Annotations of layout elements:
======

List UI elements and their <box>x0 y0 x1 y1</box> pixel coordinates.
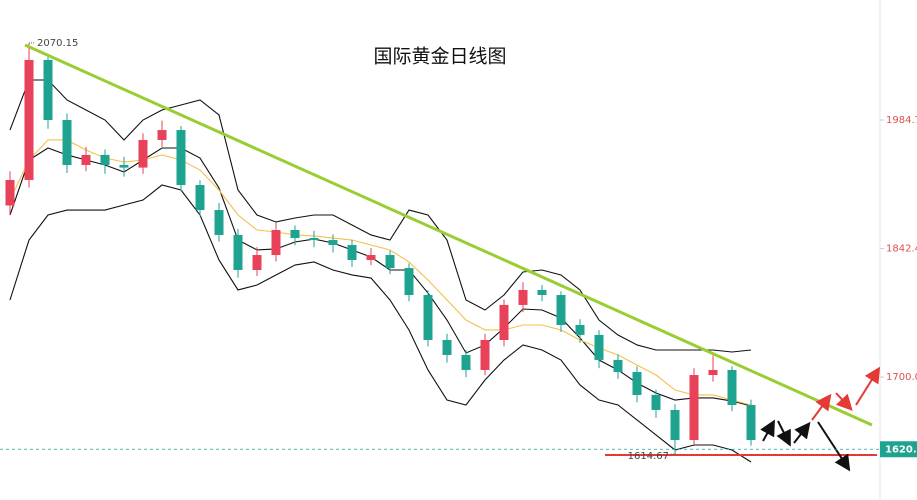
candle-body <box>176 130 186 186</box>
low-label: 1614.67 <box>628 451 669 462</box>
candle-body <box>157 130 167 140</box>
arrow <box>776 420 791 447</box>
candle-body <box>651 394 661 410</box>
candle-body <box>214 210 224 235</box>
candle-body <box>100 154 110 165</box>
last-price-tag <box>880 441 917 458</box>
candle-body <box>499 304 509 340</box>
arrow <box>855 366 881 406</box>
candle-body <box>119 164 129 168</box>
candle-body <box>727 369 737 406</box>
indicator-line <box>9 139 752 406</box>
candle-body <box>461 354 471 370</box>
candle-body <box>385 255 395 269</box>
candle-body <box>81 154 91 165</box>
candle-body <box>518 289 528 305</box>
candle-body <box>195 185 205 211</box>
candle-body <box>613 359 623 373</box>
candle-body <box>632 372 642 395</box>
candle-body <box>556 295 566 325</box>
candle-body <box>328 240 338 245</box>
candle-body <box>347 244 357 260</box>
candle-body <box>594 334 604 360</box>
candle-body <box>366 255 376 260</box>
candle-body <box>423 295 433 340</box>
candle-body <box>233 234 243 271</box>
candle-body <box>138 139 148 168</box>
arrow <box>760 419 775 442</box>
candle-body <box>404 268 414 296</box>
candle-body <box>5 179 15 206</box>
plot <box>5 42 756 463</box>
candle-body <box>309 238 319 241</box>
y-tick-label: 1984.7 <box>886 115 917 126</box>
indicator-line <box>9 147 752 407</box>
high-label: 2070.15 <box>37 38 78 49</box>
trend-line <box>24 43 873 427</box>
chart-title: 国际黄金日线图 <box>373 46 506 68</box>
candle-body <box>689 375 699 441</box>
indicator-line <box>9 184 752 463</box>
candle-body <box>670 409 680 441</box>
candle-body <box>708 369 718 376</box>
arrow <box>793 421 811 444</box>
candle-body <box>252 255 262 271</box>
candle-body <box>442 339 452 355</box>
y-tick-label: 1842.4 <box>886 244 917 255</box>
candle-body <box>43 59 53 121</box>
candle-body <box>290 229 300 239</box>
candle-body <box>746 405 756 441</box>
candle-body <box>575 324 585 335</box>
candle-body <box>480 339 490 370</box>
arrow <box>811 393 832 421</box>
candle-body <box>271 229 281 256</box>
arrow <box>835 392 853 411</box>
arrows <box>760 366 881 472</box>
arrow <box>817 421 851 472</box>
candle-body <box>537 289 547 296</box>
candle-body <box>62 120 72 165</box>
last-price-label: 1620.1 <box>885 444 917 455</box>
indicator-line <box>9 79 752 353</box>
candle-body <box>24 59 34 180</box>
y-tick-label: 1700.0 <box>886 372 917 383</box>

======

## GOAL
Copy every line of the listing above verbatim, leaving out the picture.

## TASK SOLUTION
List UI elements and their <box>x0 y0 x1 y1</box> pixel coordinates.
candle-body <box>176 130 186 186</box>
low-label: 1614.67 <box>628 451 669 462</box>
candle-body <box>157 130 167 140</box>
arrow <box>776 420 791 447</box>
candle-body <box>651 394 661 410</box>
candle-body <box>214 210 224 235</box>
candle-body <box>100 154 110 165</box>
last-price-tag <box>880 441 917 458</box>
candle-body <box>499 304 509 340</box>
arrow <box>855 366 881 406</box>
candle-body <box>119 164 129 168</box>
candle-body <box>727 369 737 406</box>
indicator-line <box>9 139 752 406</box>
candle-body <box>461 354 471 370</box>
candle-body <box>385 255 395 269</box>
candle-body <box>81 154 91 165</box>
candle-body <box>518 289 528 305</box>
candle-body <box>195 185 205 211</box>
candle-body <box>613 359 623 373</box>
candle-body <box>632 372 642 395</box>
candle-body <box>556 295 566 325</box>
candle-body <box>328 240 338 245</box>
candle-body <box>347 244 357 260</box>
candle-body <box>594 334 604 360</box>
candle-body <box>366 255 376 260</box>
candle-body <box>423 295 433 340</box>
candle-body <box>233 234 243 271</box>
candle-body <box>138 139 148 168</box>
arrow <box>760 419 775 442</box>
candle-body <box>404 268 414 296</box>
candle-body <box>5 179 15 206</box>
plot <box>5 42 756 463</box>
candle-body <box>309 238 319 241</box>
y-tick-label: 1984.7 <box>886 115 917 126</box>
indicator-line <box>9 147 752 407</box>
high-label: 2070.15 <box>37 38 78 49</box>
trend-line <box>24 43 873 427</box>
chart-title: 国际黄金日线图 <box>373 46 506 68</box>
candle-body <box>689 375 699 441</box>
indicator-line <box>9 184 752 463</box>
candle-body <box>670 409 680 441</box>
candle-body <box>708 369 718 376</box>
arrow <box>793 421 811 444</box>
candle-body <box>252 255 262 271</box>
candle-body <box>442 339 452 355</box>
y-tick-label: 1842.4 <box>886 244 917 255</box>
candle-body <box>43 59 53 121</box>
candle-body <box>290 229 300 239</box>
candle-body <box>746 405 756 441</box>
candle-body <box>575 324 585 335</box>
candle-body <box>480 339 490 370</box>
arrow <box>811 393 832 421</box>
candle-body <box>271 229 281 256</box>
arrow <box>835 392 853 411</box>
arrows <box>760 366 881 472</box>
arrow <box>817 421 851 472</box>
candle-body <box>537 289 547 296</box>
candle-body <box>62 120 72 165</box>
last-price-label: 1620.1 <box>885 444 917 455</box>
indicator-line <box>9 79 752 353</box>
candle-body <box>24 59 34 180</box>
y-tick-label: 1700.0 <box>886 372 917 383</box>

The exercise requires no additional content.